**Entries provided:**
======

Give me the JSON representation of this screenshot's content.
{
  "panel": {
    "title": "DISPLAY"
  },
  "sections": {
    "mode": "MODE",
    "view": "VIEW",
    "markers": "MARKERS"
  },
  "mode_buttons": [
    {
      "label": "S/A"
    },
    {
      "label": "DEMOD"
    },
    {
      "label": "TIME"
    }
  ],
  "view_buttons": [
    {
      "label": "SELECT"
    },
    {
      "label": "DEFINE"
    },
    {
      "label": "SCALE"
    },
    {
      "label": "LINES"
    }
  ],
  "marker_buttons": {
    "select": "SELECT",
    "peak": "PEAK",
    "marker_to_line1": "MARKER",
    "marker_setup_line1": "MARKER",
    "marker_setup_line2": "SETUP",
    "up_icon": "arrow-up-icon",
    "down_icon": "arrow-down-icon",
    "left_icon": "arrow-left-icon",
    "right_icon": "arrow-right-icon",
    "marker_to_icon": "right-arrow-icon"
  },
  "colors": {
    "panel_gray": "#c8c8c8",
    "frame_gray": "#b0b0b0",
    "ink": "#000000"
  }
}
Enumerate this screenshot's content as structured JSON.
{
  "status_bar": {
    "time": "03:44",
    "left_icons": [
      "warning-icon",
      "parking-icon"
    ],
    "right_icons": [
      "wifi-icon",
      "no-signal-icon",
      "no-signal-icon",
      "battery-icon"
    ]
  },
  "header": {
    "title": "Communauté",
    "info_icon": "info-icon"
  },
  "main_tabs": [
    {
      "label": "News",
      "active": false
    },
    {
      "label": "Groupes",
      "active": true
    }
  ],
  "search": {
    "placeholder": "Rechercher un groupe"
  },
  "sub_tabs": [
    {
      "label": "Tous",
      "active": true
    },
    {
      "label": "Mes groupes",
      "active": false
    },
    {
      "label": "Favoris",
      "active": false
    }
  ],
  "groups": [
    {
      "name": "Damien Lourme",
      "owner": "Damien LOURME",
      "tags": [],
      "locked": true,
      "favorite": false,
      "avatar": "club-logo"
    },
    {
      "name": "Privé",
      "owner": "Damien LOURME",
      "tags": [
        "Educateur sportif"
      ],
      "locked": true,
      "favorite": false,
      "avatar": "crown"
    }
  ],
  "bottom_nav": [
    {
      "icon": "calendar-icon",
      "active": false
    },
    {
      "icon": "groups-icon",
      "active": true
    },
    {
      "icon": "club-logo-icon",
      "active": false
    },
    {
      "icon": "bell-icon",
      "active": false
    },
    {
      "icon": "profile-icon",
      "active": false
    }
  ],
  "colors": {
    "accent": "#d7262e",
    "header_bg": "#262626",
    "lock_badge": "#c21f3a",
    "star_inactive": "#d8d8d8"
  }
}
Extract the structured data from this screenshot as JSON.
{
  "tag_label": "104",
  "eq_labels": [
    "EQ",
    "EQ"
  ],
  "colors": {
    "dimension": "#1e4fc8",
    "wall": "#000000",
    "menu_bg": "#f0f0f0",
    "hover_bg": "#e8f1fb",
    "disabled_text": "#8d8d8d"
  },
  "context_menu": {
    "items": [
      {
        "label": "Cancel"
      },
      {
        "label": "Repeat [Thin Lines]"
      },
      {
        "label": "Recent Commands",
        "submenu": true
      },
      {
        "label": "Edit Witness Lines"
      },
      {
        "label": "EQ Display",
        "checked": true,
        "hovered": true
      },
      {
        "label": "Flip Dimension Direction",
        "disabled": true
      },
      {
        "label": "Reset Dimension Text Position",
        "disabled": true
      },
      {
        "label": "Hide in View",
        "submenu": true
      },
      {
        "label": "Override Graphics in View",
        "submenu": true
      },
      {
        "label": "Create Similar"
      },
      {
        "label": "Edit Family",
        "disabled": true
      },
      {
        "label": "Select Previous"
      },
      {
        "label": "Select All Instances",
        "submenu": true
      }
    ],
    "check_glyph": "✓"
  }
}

======

**What is needed:**
Copy every single line of the material above that holds "Edit".

**Worked solution:**
        "label": "Edit Witness Lines"
        "label": "Edit Family",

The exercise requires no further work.